DATA SUPPLIED -
:::

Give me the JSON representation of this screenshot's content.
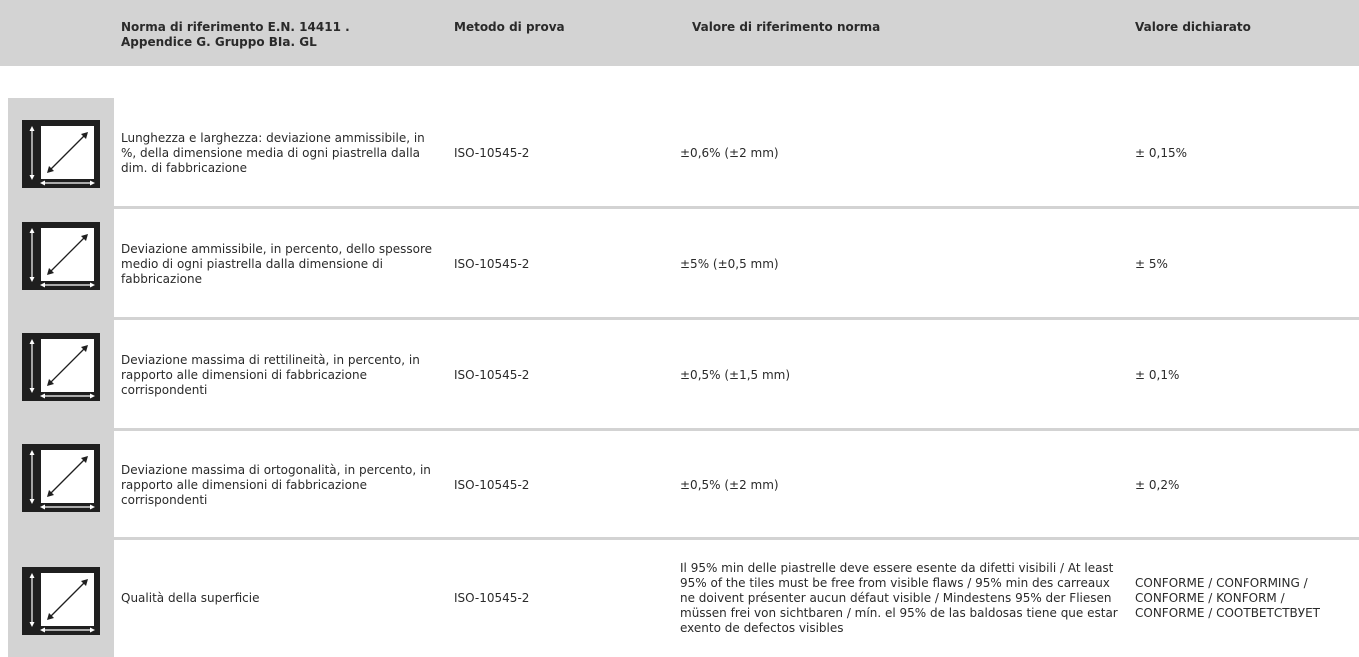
{
  "header": {
    "col1": "Norma di riferimento E.N. 14411 . Appendice G. Gruppo BIa. GL",
    "col2": "Metodo di prova",
    "col3": "Valore di riferimento norma",
    "col4": "Valore dichiarato"
  },
  "icon": {
    "name": "dimensions-icon",
    "colors": {
      "frame": "#1f1f1f",
      "inner": "#ffffff"
    }
  },
  "rows": [
    {
      "description": "Lunghezza e larghezza: deviazione ammissibile, in %, della dimensione media di ogni piastrella dalla dim. di fabbricazione",
      "method": "ISO-10545-2",
      "reference": "±0,6% (±2 mm)",
      "declared": "± 0,15%"
    },
    {
      "description": "Deviazione ammissibile, in percento, dello spessore medio di ogni piastrella dalla dimensione di fabbricazione",
      "method": "ISO-10545-2",
      "reference": "±5% (±0,5 mm)",
      "declared": "± 5%"
    },
    {
      "description": "Deviazione massima di rettilineità, in percento, in rapporto alle dimensioni di fabbricazione corrispondenti",
      "method": "ISO-10545-2",
      "reference": "±0,5% (±1,5 mm)",
      "declared": "± 0,1%"
    },
    {
      "description": "Deviazione massima di ortogonalità, in percento, in rapporto alle dimensioni di fabbricazione corrispondenti",
      "method": "ISO-10545-2",
      "reference": "±0,5% (±2 mm)",
      "declared": "± 0,2%"
    },
    {
      "description": "Qualità della superficie",
      "method": "ISO-10545-2",
      "reference": "Il 95% min delle piastrelle deve essere esente da difetti visibili / At least 95% of the tiles must be free from visible flaws / 95% min des carreaux ne doivent présenter aucun défaut visible / Mindestens 95% der Fliesen müssen frei von sichtbaren / mín. el 95% de las baldosas tiene que estar exento de defectos visibles",
      "declared": "CONFORME / CONFORMING / CONFORME / KONFORM / CONFORME / СООТВЕТСТВУЕТ"
    }
  ]
}
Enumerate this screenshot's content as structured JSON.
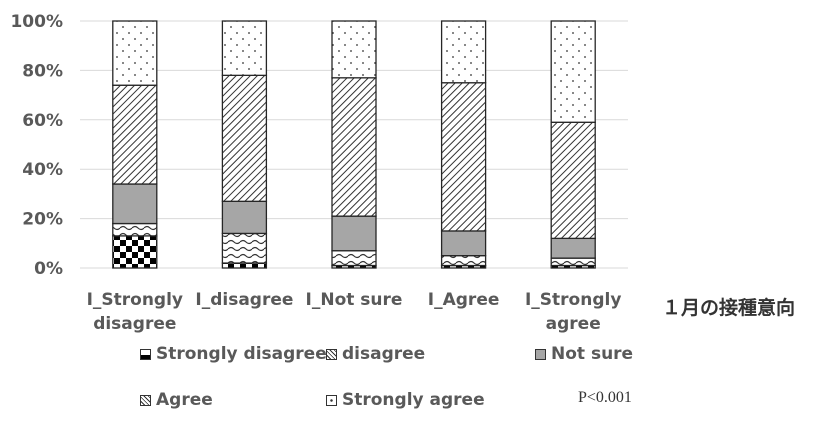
{
  "chart_data": {
    "type": "bar",
    "stacked": true,
    "categories": [
      [
        "I_Strongly",
        "disagree"
      ],
      [
        "I_disagree"
      ],
      [
        "I_Not sure"
      ],
      [
        "I_Agree"
      ],
      [
        "I_Strongly",
        "agree"
      ]
    ],
    "series": [
      {
        "name": "Strongly disagree",
        "values": [
          13,
          2,
          1,
          1,
          1
        ],
        "pattern": "checker"
      },
      {
        "name": "disagree",
        "values": [
          5,
          12,
          6,
          4,
          3
        ],
        "pattern": "wave"
      },
      {
        "name": "Not sure",
        "values": [
          16,
          13,
          14,
          10,
          8
        ],
        "pattern": "gray"
      },
      {
        "name": "Agree",
        "values": [
          40,
          51,
          56,
          60,
          47
        ],
        "pattern": "diag"
      },
      {
        "name": "Strongly agree",
        "values": [
          26,
          22,
          23,
          25,
          41
        ],
        "pattern": "dots"
      }
    ],
    "ylim": [
      0,
      100
    ],
    "yticks": [
      "0%",
      "20%",
      "40%",
      "60%",
      "80%",
      "100%"
    ],
    "grid": true,
    "legend": "bottom"
  },
  "xlabel": "１月の接種意向",
  "legend_labels": [
    "Strongly disagree",
    "disagree",
    "Not sure",
    "Agree",
    "Strongly agree"
  ],
  "annotation": "P<0.001"
}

:::

REQUEST - Report every line containing the word "piastrella" from the listing above.

OUTPUT BELOW -
      "description": "Lunghezza e larghezza: deviazione ammissibile, in %, della dimensione media di ogni piastrella dalla dim. di fabbricazione",
      "description": "Deviazione ammissibile, in percento, dello spessore medio di ogni piastrella dalla dimensione di fabbricazione",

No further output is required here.